SET EXERCISE
Filter this material down to the lines that hold "JSON", copying each one.

RECORDED DATA

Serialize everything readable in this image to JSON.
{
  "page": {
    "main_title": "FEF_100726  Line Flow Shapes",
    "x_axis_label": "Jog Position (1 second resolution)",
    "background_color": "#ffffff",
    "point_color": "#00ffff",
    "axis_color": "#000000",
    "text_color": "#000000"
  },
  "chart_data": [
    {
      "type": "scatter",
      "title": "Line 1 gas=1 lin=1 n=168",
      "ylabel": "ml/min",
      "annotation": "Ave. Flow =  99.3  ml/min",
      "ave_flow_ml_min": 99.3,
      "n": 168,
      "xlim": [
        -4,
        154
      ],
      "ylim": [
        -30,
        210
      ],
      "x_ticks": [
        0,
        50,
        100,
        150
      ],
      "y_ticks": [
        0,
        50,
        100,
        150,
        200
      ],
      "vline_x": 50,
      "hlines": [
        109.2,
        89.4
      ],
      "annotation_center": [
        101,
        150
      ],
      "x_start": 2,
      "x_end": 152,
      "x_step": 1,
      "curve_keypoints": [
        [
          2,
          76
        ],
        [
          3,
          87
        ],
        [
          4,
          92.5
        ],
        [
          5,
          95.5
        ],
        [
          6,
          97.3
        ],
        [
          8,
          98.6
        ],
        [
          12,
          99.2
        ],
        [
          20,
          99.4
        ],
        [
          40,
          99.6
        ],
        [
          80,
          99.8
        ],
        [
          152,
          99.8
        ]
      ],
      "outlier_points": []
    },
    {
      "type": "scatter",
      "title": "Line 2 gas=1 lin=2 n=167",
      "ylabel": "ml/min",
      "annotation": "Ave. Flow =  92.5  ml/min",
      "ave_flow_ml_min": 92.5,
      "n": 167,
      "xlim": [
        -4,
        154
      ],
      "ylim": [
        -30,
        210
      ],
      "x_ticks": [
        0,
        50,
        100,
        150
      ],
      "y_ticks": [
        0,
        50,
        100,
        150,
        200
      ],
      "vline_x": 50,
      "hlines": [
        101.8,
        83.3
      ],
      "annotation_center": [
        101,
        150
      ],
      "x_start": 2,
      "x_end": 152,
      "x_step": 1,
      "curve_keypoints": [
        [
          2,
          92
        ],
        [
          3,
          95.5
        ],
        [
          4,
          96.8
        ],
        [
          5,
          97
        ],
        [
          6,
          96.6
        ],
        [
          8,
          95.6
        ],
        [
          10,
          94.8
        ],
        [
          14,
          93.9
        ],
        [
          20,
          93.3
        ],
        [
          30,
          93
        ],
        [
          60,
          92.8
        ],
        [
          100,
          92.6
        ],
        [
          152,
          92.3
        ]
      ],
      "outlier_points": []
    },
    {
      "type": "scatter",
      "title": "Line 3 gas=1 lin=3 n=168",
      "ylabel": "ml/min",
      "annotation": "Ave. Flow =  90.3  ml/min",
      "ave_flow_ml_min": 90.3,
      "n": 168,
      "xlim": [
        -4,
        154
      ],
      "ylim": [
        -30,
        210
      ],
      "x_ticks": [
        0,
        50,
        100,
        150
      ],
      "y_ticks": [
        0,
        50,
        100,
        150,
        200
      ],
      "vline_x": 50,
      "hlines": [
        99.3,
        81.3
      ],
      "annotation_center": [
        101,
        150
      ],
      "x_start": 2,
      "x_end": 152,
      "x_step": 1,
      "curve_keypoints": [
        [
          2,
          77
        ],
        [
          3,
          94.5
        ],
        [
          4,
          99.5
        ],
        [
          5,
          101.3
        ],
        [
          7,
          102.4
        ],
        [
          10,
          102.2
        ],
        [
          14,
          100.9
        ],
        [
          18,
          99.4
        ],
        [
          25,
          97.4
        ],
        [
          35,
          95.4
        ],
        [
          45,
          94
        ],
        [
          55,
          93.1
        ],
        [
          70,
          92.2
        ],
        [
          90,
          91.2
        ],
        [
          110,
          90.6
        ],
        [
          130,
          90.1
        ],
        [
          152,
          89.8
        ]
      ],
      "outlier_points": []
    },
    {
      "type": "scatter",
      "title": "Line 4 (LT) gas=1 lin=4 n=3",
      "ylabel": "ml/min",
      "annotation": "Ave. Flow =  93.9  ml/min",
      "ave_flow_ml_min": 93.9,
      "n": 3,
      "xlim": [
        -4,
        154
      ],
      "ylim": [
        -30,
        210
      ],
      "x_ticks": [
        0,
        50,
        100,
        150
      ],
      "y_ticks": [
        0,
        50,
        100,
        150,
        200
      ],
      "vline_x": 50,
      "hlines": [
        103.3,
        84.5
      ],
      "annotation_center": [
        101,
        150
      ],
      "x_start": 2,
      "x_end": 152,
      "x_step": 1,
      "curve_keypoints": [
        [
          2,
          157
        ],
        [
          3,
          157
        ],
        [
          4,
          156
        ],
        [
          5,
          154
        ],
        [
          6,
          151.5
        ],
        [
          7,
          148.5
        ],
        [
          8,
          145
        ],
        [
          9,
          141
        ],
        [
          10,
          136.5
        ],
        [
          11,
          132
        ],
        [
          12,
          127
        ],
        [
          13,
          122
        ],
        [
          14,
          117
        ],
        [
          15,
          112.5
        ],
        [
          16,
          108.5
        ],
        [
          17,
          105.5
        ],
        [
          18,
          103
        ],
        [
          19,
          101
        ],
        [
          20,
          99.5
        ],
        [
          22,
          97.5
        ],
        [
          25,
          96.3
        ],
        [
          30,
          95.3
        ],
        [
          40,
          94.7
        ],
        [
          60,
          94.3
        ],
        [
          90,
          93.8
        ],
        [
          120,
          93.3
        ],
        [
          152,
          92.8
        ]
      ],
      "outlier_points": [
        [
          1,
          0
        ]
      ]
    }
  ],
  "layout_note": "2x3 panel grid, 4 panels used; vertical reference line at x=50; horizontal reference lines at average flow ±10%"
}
--
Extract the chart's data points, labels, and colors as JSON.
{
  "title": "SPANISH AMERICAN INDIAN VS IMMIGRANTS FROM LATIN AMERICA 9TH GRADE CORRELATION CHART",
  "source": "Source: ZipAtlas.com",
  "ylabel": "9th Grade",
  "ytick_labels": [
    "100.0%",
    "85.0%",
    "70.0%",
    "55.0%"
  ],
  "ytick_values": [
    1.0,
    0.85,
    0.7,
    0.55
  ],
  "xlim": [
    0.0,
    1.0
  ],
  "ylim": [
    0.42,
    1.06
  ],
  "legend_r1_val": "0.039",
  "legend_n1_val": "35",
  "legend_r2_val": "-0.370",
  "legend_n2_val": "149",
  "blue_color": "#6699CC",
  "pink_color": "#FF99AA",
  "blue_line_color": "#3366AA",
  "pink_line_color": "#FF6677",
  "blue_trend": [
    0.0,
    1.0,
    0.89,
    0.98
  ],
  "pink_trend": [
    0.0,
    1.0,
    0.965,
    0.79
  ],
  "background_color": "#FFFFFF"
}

WRITTEN ANSWER
Serialize everything readable in this image to JSON.
Extract the chart's data points, labels, and colors as JSON.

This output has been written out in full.